++++ Listed entries ++++

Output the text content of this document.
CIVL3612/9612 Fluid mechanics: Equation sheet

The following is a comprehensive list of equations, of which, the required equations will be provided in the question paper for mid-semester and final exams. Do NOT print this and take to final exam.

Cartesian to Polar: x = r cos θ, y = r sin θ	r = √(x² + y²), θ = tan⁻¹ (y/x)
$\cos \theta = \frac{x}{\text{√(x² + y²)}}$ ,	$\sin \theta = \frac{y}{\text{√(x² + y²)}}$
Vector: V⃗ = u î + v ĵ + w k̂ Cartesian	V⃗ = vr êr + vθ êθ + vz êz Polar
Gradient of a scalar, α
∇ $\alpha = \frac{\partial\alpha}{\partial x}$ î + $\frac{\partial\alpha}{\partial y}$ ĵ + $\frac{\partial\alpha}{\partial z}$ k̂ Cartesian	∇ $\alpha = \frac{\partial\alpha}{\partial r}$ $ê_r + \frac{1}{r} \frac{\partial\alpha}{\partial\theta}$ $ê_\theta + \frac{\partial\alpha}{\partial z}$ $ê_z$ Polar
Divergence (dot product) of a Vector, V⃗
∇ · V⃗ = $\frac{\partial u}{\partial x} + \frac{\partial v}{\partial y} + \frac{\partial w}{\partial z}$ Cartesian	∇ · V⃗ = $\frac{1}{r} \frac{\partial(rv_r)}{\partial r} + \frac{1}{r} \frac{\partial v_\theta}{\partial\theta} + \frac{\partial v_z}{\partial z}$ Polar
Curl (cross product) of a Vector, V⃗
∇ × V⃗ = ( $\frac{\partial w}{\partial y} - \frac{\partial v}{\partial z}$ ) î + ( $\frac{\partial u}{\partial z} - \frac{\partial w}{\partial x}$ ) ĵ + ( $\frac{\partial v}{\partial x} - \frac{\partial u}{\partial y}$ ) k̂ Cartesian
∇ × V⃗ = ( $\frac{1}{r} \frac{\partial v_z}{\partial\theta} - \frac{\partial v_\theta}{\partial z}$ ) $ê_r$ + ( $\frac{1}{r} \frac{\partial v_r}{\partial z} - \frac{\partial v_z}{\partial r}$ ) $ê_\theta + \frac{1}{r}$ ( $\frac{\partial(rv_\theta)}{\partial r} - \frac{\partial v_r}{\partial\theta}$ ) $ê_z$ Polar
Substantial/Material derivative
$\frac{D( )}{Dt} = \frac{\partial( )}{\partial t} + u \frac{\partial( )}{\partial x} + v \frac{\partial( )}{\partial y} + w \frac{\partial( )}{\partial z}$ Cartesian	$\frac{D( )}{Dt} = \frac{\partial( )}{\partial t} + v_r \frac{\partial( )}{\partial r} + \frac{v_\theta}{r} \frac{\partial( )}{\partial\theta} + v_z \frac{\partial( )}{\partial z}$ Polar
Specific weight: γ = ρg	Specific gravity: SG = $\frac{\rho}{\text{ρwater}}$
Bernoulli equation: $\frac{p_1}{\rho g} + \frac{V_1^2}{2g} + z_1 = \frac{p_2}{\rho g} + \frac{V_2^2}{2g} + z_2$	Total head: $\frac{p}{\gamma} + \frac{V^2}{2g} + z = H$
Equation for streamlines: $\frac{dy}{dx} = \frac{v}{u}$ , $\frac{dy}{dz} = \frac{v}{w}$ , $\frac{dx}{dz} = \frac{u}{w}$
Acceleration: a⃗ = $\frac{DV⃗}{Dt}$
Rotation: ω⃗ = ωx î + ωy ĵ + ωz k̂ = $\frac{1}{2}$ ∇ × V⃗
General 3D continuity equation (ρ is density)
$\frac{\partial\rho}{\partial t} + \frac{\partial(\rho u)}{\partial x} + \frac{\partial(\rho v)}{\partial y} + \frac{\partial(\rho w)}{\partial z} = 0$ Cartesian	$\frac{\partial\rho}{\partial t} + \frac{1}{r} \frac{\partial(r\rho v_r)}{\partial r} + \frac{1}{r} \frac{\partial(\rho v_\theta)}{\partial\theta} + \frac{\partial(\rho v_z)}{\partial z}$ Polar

++++

Short task: Give back the whole listing exactly as it reads.

The result:
Output the text content of this document.
CIVL3612/9612 Fluid mechanics: Equation sheet

The following is a comprehensive list of equations, of which, the required equations will be provided in the question paper for mid-semester and final exams. Do NOT print this and take to final exam.

Cartesian to Polar: x = r cos θ, y = r sin θ	r = √(x² + y²), θ = tan⁻¹ (y/x)
$\cos \theta = \frac{x}{\text{√(x² + y²)}}$ ,	$\sin \theta = \frac{y}{\text{√(x² + y²)}}$
Vector: V⃗ = u î + v ĵ + w k̂ Cartesian	V⃗ = vr êr + vθ êθ + vz êz Polar
Gradient of a scalar, α
∇ $\alpha = \frac{\partial\alpha}{\partial x}$ î + $\frac{\partial\alpha}{\partial y}$ ĵ + $\frac{\partial\alpha}{\partial z}$ k̂ Cartesian	∇ $\alpha = \frac{\partial\alpha}{\partial r}$ $ê_r + \frac{1}{r} \frac{\partial\alpha}{\partial\theta}$ $ê_\theta + \frac{\partial\alpha}{\partial z}$ $ê_z$ Polar
Divergence (dot product) of a Vector, V⃗
∇ · V⃗ = $\frac{\partial u}{\partial x} + \frac{\partial v}{\partial y} + \frac{\partial w}{\partial z}$ Cartesian	∇ · V⃗ = $\frac{1}{r} \frac{\partial(rv_r)}{\partial r} + \frac{1}{r} \frac{\partial v_\theta}{\partial\theta} + \frac{\partial v_z}{\partial z}$ Polar
Curl (cross product) of a Vector, V⃗
∇ × V⃗ = ( $\frac{\partial w}{\partial y} - \frac{\partial v}{\partial z}$ ) î + ( $\frac{\partial u}{\partial z} - \frac{\partial w}{\partial x}$ ) ĵ + ( $\frac{\partial v}{\partial x} - \frac{\partial u}{\partial y}$ ) k̂ Cartesian
∇ × V⃗ = ( $\frac{1}{r} \frac{\partial v_z}{\partial\theta} - \frac{\partial v_\theta}{\partial z}$ ) $ê_r$ + ( $\frac{1}{r} \frac{\partial v_r}{\partial z} - \frac{\partial v_z}{\partial r}$ ) $ê_\theta + \frac{1}{r}$ ( $\frac{\partial(rv_\theta)}{\partial r} - \frac{\partial v_r}{\partial\theta}$ ) $ê_z$ Polar
Substantial/Material derivative
$\frac{D( )}{Dt} = \frac{\partial( )}{\partial t} + u \frac{\partial( )}{\partial x} + v \frac{\partial( )}{\partial y} + w \frac{\partial( )}{\partial z}$ Cartesian	$\frac{D( )}{Dt} = \frac{\partial( )}{\partial t} + v_r \frac{\partial( )}{\partial r} + \frac{v_\theta}{r} \frac{\partial( )}{\partial\theta} + v_z \frac{\partial( )}{\partial z}$ Polar
Specific weight: γ = ρg	Specific gravity: SG = $\frac{\rho}{\text{ρwater}}$
Bernoulli equation: $\frac{p_1}{\rho g} + \frac{V_1^2}{2g} + z_1 = \frac{p_2}{\rho g} + \frac{V_2^2}{2g} + z_2$	Total head: $\frac{p}{\gamma} + \frac{V^2}{2g} + z = H$
Equation for streamlines: $\frac{dy}{dx} = \frac{v}{u}$ , $\frac{dy}{dz} = \frac{v}{w}$ , $\frac{dx}{dz} = \frac{u}{w}$
Acceleration: a⃗ = $\frac{DV⃗}{Dt}$
Rotation: ω⃗ = ωx î + ωy ĵ + ωz k̂ = $\frac{1}{2}$ ∇ × V⃗
General 3D continuity equation (ρ is density)
$\frac{\partial\rho}{\partial t} + \frac{\partial(\rho u)}{\partial x} + \frac{\partial(\rho v)}{\partial y} + \frac{\partial(\rho w)}{\partial z} = 0$ Cartesian	$\frac{\partial\rho}{\partial t} + \frac{1}{r} \frac{\partial(r\rho v_r)}{\partial r} + \frac{1}{r} \frac{\partial(\rho v_\theta)}{\partial\theta} + \frac{\partial(\rho v_z)}{\partial z}$ Polar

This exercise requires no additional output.